Figure collection entries
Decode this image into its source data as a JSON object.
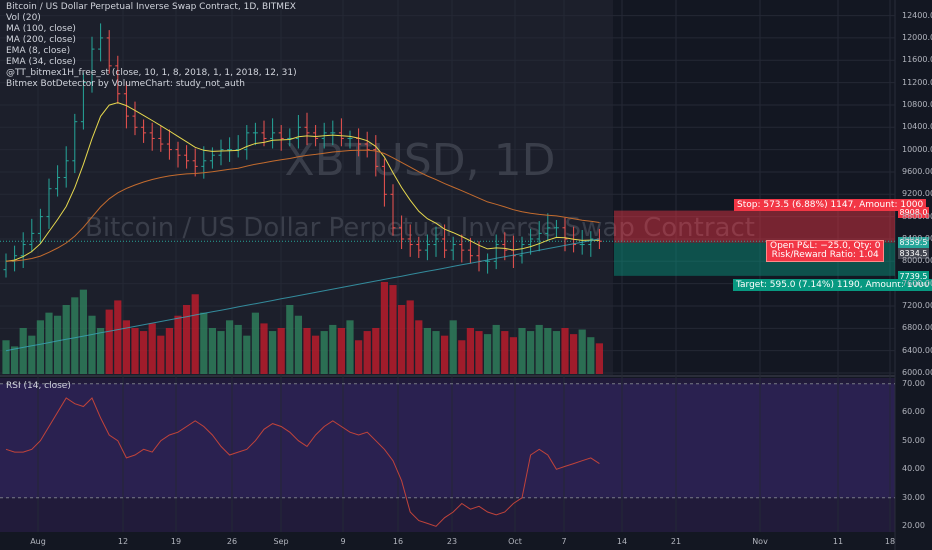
{
  "legend": {
    "title": "Bitcoin / US Dollar Perpetual Inverse Swap Contract, 1D, BITMEX",
    "items": [
      "Vol (20)",
      "MA (100, close)",
      "MA (200, close)",
      "EMA (8, close)",
      "EMA (34, close)",
      "@TT_bitmex1H_free_st (close, 10, 1, 8, 2018, 1, 1, 2018, 12, 31)",
      "Bitmex BotDetector by VolumeChart: study_not_auth"
    ]
  },
  "watermark": {
    "symbol": "XBTUSD, 1D",
    "name": "Bitcoin / US Dollar Perpetual Inverse Swap Contract"
  },
  "position": {
    "stop_label": "Stop: 573.5 (6.88%) 1147, Amount: 1000",
    "pnl_line1": "Open P&L: −25.0, Qty: 0",
    "pnl_line2": "Risk/Reward Ratio: 1.04",
    "target_label": "Target: 595.0 (7.14%) 1190, Amount: 1000",
    "stop_price": "8908.0",
    "last_price": "8359.5",
    "entry_price": "8334.5",
    "target_price": "7739.5"
  },
  "rsi_label": "RSI (14, close)",
  "colors": {
    "up": "#26a69a",
    "down": "#ef5350",
    "ema8": "#e6d84e",
    "ema34": "#c36b2e",
    "ma200": "#3aa6b9",
    "rsi": "#c0433a"
  },
  "chart_data": [
    {
      "type": "candlestick",
      "title": "Bitcoin / US Dollar Perpetual Inverse Swap Contract, 1D, BITMEX",
      "y_ticks": [
        "12400.00",
        "12000.00",
        "11600.00",
        "11200.00",
        "10800.00",
        "10400.00",
        "10000.00",
        "9600.00",
        "9200.00",
        "8800.00",
        "8400.00",
        "8000.00",
        "7600.00",
        "7200.00",
        "6800.00",
        "6400.00",
        "6000.00"
      ],
      "ylim": [
        6000,
        12500
      ],
      "x_ticks": [
        "Aug",
        "12",
        "19",
        "26",
        "Sep",
        "9",
        "16",
        "23",
        "Oct",
        "7",
        "14",
        "21",
        "Nov",
        "11",
        "18"
      ],
      "close_approx": [
        8000,
        8100,
        8300,
        8500,
        8800,
        9300,
        9500,
        9800,
        10500,
        11200,
        11800,
        12000,
        11500,
        11000,
        10600,
        10400,
        10300,
        10200,
        10100,
        10000,
        9900,
        9800,
        9700,
        9800,
        9900,
        10000,
        10000,
        10000,
        10300,
        10300,
        10200,
        10300,
        10200,
        10200,
        10400,
        10300,
        10200,
        10300,
        10300,
        10200,
        10200,
        10100,
        10000,
        9700,
        9200,
        8600,
        8400,
        8300,
        8200,
        8300,
        8400,
        8200,
        8300,
        8200,
        8100,
        8000,
        8000,
        8300,
        8200,
        8100,
        8300,
        8400,
        8500,
        8600,
        8600,
        8400,
        8300,
        8300,
        8400,
        8360
      ],
      "volume_approx": [
        22,
        18,
        30,
        25,
        35,
        40,
        38,
        45,
        50,
        55,
        38,
        30,
        42,
        48,
        35,
        30,
        28,
        33,
        25,
        30,
        38,
        45,
        52,
        40,
        30,
        28,
        35,
        32,
        25,
        40,
        33,
        28,
        30,
        45,
        38,
        30,
        25,
        28,
        32,
        30,
        35,
        22,
        28,
        30,
        60,
        58,
        45,
        48,
        35,
        30,
        28,
        25,
        35,
        22,
        30,
        28,
        26,
        32,
        28,
        24,
        30,
        28,
        32,
        30,
        28,
        30,
        26,
        29,
        24,
        20
      ]
    },
    {
      "type": "line",
      "title": "RSI (14, close)",
      "y_ticks": [
        "70.00",
        "60.00",
        "50.00",
        "40.00",
        "30.00",
        "20.00"
      ],
      "ylim": [
        18,
        72
      ],
      "levels": [
        70,
        30
      ],
      "values": [
        47,
        46,
        46,
        47,
        50,
        55,
        60,
        65,
        63,
        62,
        65,
        58,
        52,
        50,
        44,
        45,
        47,
        46,
        50,
        52,
        53,
        55,
        57,
        55,
        52,
        48,
        45,
        46,
        47,
        50,
        54,
        56,
        55,
        53,
        50,
        48,
        52,
        55,
        57,
        55,
        53,
        52,
        53,
        50,
        47,
        43,
        36,
        25,
        22,
        21,
        20,
        23,
        25,
        28,
        26,
        27,
        25,
        24,
        25,
        28,
        30,
        45,
        47,
        45,
        40,
        41,
        42,
        43,
        44,
        42
      ]
    }
  ]
}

▸ The problem
Extract all lines from the data in which "Bitcoin" is found.

▸ Solution below
    "title": "Bitcoin / US Dollar Perpetual Inverse Swap Contract, 1D, BITMEX",
    "name": "Bitcoin / US Dollar Perpetual Inverse Swap Contract"
      "title": "Bitcoin / US Dollar Perpetual Inverse Swap Contract, 1D, BITMEX",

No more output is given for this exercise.